__Collection entries__
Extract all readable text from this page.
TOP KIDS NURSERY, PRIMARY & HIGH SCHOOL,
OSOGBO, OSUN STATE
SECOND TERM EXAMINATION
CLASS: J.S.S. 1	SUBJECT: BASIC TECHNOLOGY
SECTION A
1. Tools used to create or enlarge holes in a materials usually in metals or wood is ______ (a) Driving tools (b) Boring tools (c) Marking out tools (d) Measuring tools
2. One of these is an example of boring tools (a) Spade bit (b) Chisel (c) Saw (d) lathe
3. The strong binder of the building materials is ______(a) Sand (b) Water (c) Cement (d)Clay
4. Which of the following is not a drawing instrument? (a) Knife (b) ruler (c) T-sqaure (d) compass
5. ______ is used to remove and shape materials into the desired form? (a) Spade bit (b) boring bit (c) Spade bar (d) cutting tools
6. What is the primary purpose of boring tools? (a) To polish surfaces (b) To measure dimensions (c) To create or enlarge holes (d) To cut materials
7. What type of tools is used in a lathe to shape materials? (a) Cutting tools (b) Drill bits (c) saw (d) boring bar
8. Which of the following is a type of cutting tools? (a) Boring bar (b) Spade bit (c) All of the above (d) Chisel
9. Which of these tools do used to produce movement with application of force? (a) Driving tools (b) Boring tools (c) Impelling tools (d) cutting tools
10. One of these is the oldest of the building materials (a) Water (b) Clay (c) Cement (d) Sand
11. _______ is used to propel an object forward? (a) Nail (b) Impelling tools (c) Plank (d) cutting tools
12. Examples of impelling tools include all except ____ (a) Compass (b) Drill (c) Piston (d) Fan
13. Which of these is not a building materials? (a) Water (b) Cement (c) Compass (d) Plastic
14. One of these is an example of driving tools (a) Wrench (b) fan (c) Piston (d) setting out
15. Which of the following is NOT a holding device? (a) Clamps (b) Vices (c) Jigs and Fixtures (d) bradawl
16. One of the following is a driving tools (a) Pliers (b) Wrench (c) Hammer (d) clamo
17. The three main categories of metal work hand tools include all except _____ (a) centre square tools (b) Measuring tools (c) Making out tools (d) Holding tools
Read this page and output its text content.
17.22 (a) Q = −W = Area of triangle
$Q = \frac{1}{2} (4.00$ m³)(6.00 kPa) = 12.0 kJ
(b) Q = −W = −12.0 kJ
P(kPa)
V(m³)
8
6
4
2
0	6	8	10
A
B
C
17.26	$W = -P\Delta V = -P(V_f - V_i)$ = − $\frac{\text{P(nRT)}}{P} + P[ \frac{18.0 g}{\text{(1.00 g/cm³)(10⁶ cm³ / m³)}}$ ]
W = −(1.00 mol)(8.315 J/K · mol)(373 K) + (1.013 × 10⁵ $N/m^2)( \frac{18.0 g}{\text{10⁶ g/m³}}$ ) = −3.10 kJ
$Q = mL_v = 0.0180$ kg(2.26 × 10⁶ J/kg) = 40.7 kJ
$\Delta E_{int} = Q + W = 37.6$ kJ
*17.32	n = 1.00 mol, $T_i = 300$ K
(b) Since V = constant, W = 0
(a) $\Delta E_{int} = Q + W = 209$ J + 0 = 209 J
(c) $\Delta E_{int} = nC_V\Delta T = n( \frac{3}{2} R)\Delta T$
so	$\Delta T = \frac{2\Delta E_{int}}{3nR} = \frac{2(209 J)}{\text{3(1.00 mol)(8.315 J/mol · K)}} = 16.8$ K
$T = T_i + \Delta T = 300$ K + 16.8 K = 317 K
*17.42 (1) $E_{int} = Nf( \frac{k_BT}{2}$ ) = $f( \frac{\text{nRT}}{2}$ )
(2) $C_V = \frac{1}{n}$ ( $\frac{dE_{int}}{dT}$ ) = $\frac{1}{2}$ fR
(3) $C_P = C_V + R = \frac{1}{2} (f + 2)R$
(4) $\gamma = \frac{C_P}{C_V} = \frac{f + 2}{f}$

__Challenge__
Return only the lines running from the line with "Read this page and output its text content." to the last line of the records, both included, exactly as written.

__Answer to the task__
Read this page and output its text content.
17.22 (a) Q = −W = Area of triangle
$Q = \frac{1}{2} (4.00$ m³)(6.00 kPa) = 12.0 kJ
(b) Q = −W = −12.0 kJ
P(kPa)
V(m³)
8
6
4
2
0	6	8	10
A
B
C
17.26	$W = -P\Delta V = -P(V_f - V_i)$ = − $\frac{\text{P(nRT)}}{P} + P[ \frac{18.0 g}{\text{(1.00 g/cm³)(10⁶ cm³ / m³)}}$ ]
W = −(1.00 mol)(8.315 J/K · mol)(373 K) + (1.013 × 10⁵ $N/m^2)( \frac{18.0 g}{\text{10⁶ g/m³}}$ ) = −3.10 kJ
$Q = mL_v = 0.0180$ kg(2.26 × 10⁶ J/kg) = 40.7 kJ
$\Delta E_{int} = Q + W = 37.6$ kJ
*17.32	n = 1.00 mol, $T_i = 300$ K
(b) Since V = constant, W = 0
(a) $\Delta E_{int} = Q + W = 209$ J + 0 = 209 J
(c) $\Delta E_{int} = nC_V\Delta T = n( \frac{3}{2} R)\Delta T$
so	$\Delta T = \frac{2\Delta E_{int}}{3nR} = \frac{2(209 J)}{\text{3(1.00 mol)(8.315 J/mol · K)}} = 16.8$ K
$T = T_i + \Delta T = 300$ K + 16.8 K = 317 K
*17.42 (1) $E_{int} = Nf( \frac{k_BT}{2}$ ) = $f( \frac{\text{nRT}}{2}$ )
(2) $C_V = \frac{1}{n}$ ( $\frac{dE_{int}}{dT}$ ) = $\frac{1}{2}$ fR
(3) $C_P = C_V + R = \frac{1}{2} (f + 2)R$
(4) $\gamma = \frac{C_P}{C_V} = \frac{f + 2}{f}$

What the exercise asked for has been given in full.